> _Brief_
Reproduce the records. Keep every word exact and include no images.

> _Data lines_
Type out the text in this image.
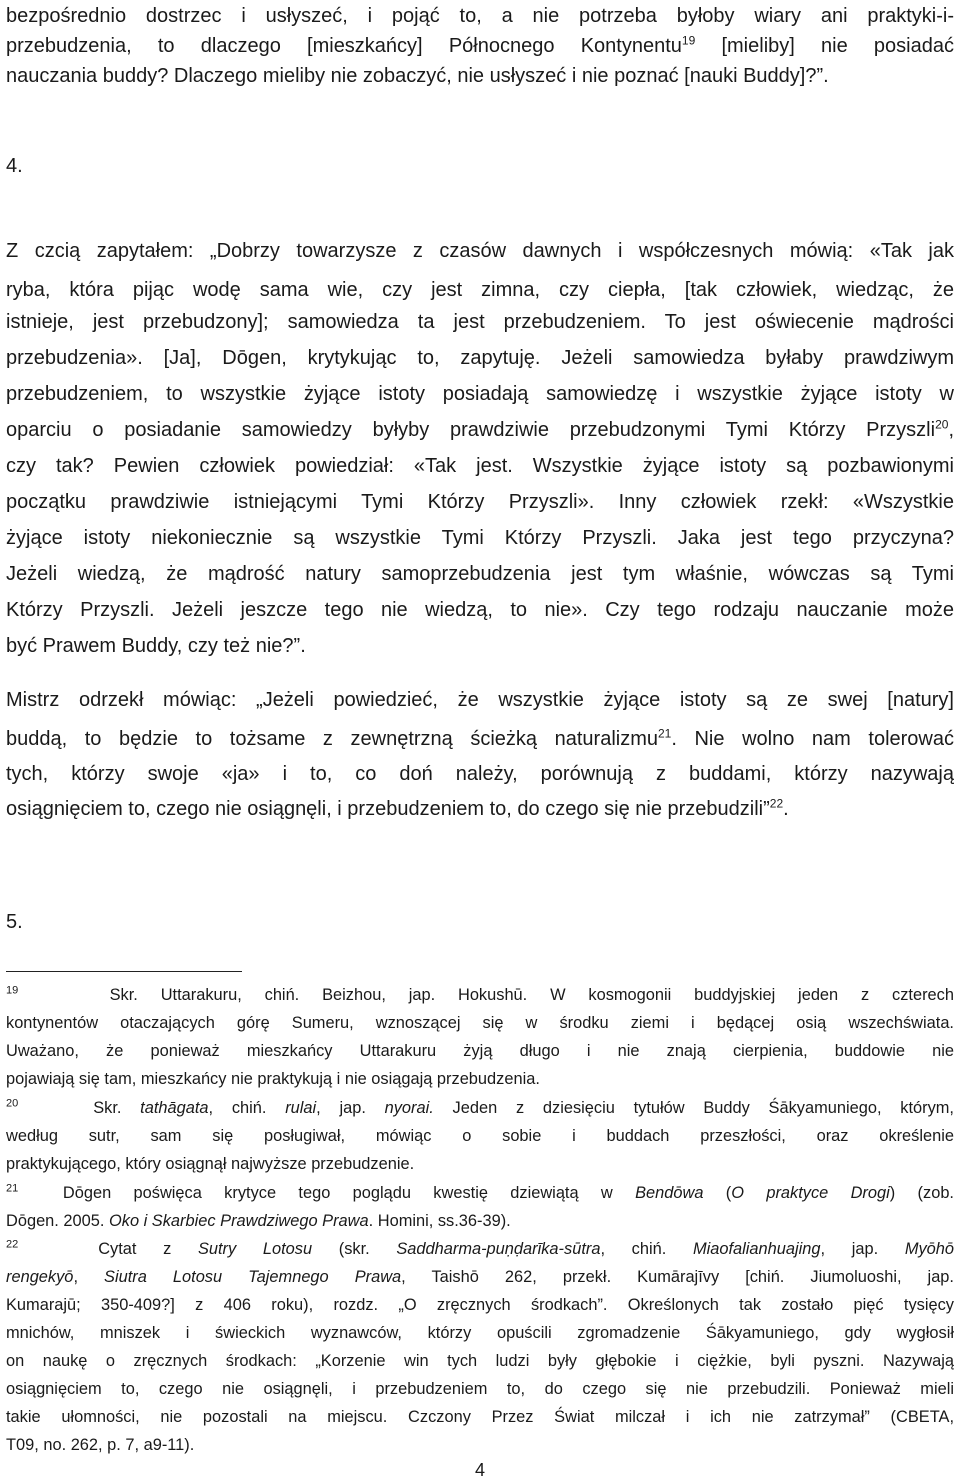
bezpośrednio dostrzec i usłyszeć, i pojąć to, a nie potrzeba byłoby wiary ani praktyki-i-
przebudzenia, to dlaczego [mieszkańcy] Północnego Kontynentu$^{19}$ [mieliby] nie posiadać
nauczania buddy? Dlaczego mieliby nie zobaczyć, nie usłyszeć i nie poznać [nauki Buddy]?”.
4.
Z czcią zapytałem: „Dobrzy towarzysze z czasów dawnych i współczesnych mówią: «Tak jak
ryba, która pijąc wodę sama wie, czy jest zimna, czy ciepła, [tak człowiek, wiedząc, że
istnieje, jest przebudzony]; samowiedza ta jest przebudzeniem. To jest oświecenie mądrości
przebudzenia». [Ja], Dōgen, krytykując to, zapytuję. Jeżeli samowiedza byłaby prawdziwym
przebudzeniem, to wszystkie żyjące istoty posiadają samowiedzę i wszystkie żyjące istoty w
oparciu o posiadanie samowiedzy byłyby prawdziwie przebudzonymi Tymi Którzy Przyszli$^{20}$,
czy tak? Pewien człowiek powiedział: «Tak jest. Wszystkie żyjące istoty są pozbawionymi
początku prawdziwie istniejącymi Tymi Którzy Przyszli». Inny człowiek rzekł: «Wszystkie
żyjące istoty niekoniecznie są wszystkie Tymi Którzy Przyszli. Jaka jest tego przyczyna?
Jeżeli wiedzą, że mądrość natury samoprzebudzenia jest tym właśnie, wówczas są Tymi
Którzy Przyszli. Jeżeli jeszcze tego nie wiedzą, to nie». Czy tego rodzaju nauczanie może
być Prawem Buddy, czy też nie?”.
Mistrz odrzekł mówiąc: „Jeżeli powiedzieć, że wszystkie żyjące istoty są ze swej [natury]
buddą, to będzie to tożsame z zewnętrzną ścieżką naturalizmu$^{21}$. Nie wolno nam tolerować
tych, którzy swoje «ja» i to, co doń należy, porównują z buddami, którzy nazywają
osiągnięciem to, czego nie osiągnęli, i przebudzeniem to, do czego się nie przebudzili”$^{22}$.
5.
$^{19}$	Skr. Uttarakuru, chiń. Beizhou, jap. Hokushū. W kosmogonii buddyjskiej jeden z czterech
kontynentów otaczających górę Sumeru, wznoszącej się w środku ziemi i będącej osią wszechświata.
Uważano, że ponieważ mieszkańcy Uttarakuru żyją długo i nie znają cierpienia, buddowie nie
pojawiają się tam, mieszkańcy nie praktykują i nie osiągają przebudzenia.
$^{20}$	Skr. tathāgata, chiń. rulai, jap. nyorai. Jeden z dziesięciu tytułów Buddy Śākyamuniego, którym,
według sutr, sam się posługiwał, mówiąc o sobie i buddach przeszłości, oraz określenie
praktykującego, który osiągnął najwyższe przebudzenie.
$^{21}$	Dōgen poświęca krytyce tego poglądu kwestię dziewiątą w Bendōwa (O praktyce Drogi) (zob.
Dōgen. 2005. Oko i Skarbiec Prawdziwego Prawa. Homini, ss.36-39).
$^{22}$	Cytat z Sutry Lotosu (skr. Saddharma-puṇḍarīka-sūtra, chiń. Miaofalianhuajing, jap. Myōhō
rengekyō, Siutra Lotosu Tajemnego Prawa, Taishō 262, przekł. Kumārajīvy [chiń. Jiumoluoshi, jap.
Kumarajū; 350-409?] z 406 roku), rozdz. „O zręcznych środkach”. Określonych tak zostało pięć tysięcy
mnichów, mniszek i świeckich wyznawców, którzy opuścili zgromadzenie Śākyamuniego, gdy wygłosił
on naukę o zręcznych środkach: „Korzenie win tych ludzi były głębokie i ciężkie, byli pyszni. Nazywają
osiągnięciem to, czego nie osiągnęli, i przebudzeniem to, do czego się nie przebudzili. Ponieważ mieli
takie ułomności, nie pozostali na miejscu. Czczony Przez Świat milczał i ich nie zatrzymał” (CBETA,
T09, no. 262, p. 7, a9-11).
4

> _The completed task_
Type out the text in this image.
bezpośrednio dostrzec i usłyszeć, i pojąć to, a nie potrzeba byłoby wiary ani praktyki-i-
przebudzenia, to dlaczego [mieszkańcy] Północnego Kontynentu$^{19}$ [mieliby] nie posiadać
nauczania buddy? Dlaczego mieliby nie zobaczyć, nie usłyszeć i nie poznać [nauki Buddy]?”.
4.
Z czcią zapytałem: „Dobrzy towarzysze z czasów dawnych i współczesnych mówią: «Tak jak
ryba, która pijąc wodę sama wie, czy jest zimna, czy ciepła, [tak człowiek, wiedząc, że
istnieje, jest przebudzony]; samowiedza ta jest przebudzeniem. To jest oświecenie mądrości
przebudzenia». [Ja], Dōgen, krytykując to, zapytuję. Jeżeli samowiedza byłaby prawdziwym
przebudzeniem, to wszystkie żyjące istoty posiadają samowiedzę i wszystkie żyjące istoty w
oparciu o posiadanie samowiedzy byłyby prawdziwie przebudzonymi Tymi Którzy Przyszli$^{20}$,
czy tak? Pewien człowiek powiedział: «Tak jest. Wszystkie żyjące istoty są pozbawionymi
początku prawdziwie istniejącymi Tymi Którzy Przyszli». Inny człowiek rzekł: «Wszystkie
żyjące istoty niekoniecznie są wszystkie Tymi Którzy Przyszli. Jaka jest tego przyczyna?
Jeżeli wiedzą, że mądrość natury samoprzebudzenia jest tym właśnie, wówczas są Tymi
Którzy Przyszli. Jeżeli jeszcze tego nie wiedzą, to nie». Czy tego rodzaju nauczanie może
być Prawem Buddy, czy też nie?”.
Mistrz odrzekł mówiąc: „Jeżeli powiedzieć, że wszystkie żyjące istoty są ze swej [natury]
buddą, to będzie to tożsame z zewnętrzną ścieżką naturalizmu$^{21}$. Nie wolno nam tolerować
tych, którzy swoje «ja» i to, co doń należy, porównują z buddami, którzy nazywają
osiągnięciem to, czego nie osiągnęli, i przebudzeniem to, do czego się nie przebudzili”$^{22}$.
5.
$^{19}$	Skr. Uttarakuru, chiń. Beizhou, jap. Hokushū. W kosmogonii buddyjskiej jeden z czterech
kontynentów otaczających górę Sumeru, wznoszącej się w środku ziemi i będącej osią wszechświata.
Uważano, że ponieważ mieszkańcy Uttarakuru żyją długo i nie znają cierpienia, buddowie nie
pojawiają się tam, mieszkańcy nie praktykują i nie osiągają przebudzenia.
$^{20}$	Skr. tathāgata, chiń. rulai, jap. nyorai. Jeden z dziesięciu tytułów Buddy Śākyamuniego, którym,
według sutr, sam się posługiwał, mówiąc o sobie i buddach przeszłości, oraz określenie
praktykującego, który osiągnął najwyższe przebudzenie.
$^{21}$	Dōgen poświęca krytyce tego poglądu kwestię dziewiątą w Bendōwa (O praktyce Drogi) (zob.
Dōgen. 2005. Oko i Skarbiec Prawdziwego Prawa. Homini, ss.36-39).
$^{22}$	Cytat z Sutry Lotosu (skr. Saddharma-puṇḍarīka-sūtra, chiń. Miaofalianhuajing, jap. Myōhō
rengekyō, Siutra Lotosu Tajemnego Prawa, Taishō 262, przekł. Kumārajīvy [chiń. Jiumoluoshi, jap.
Kumarajū; 350-409?] z 406 roku), rozdz. „O zręcznych środkach”. Określonych tak zostało pięć tysięcy
mnichów, mniszek i świeckich wyznawców, którzy opuścili zgromadzenie Śākyamuniego, gdy wygłosił
on naukę o zręcznych środkach: „Korzenie win tych ludzi były głębokie i ciężkie, byli pyszni. Nazywają
osiągnięciem to, czego nie osiągnęli, i przebudzeniem to, do czego się nie przebudzili. Ponieważ mieli
takie ułomności, nie pozostali na miejscu. Czczony Przez Świat milczał i ich nie zatrzymał” (CBETA,
T09, no. 262, p. 7, a9-11).
4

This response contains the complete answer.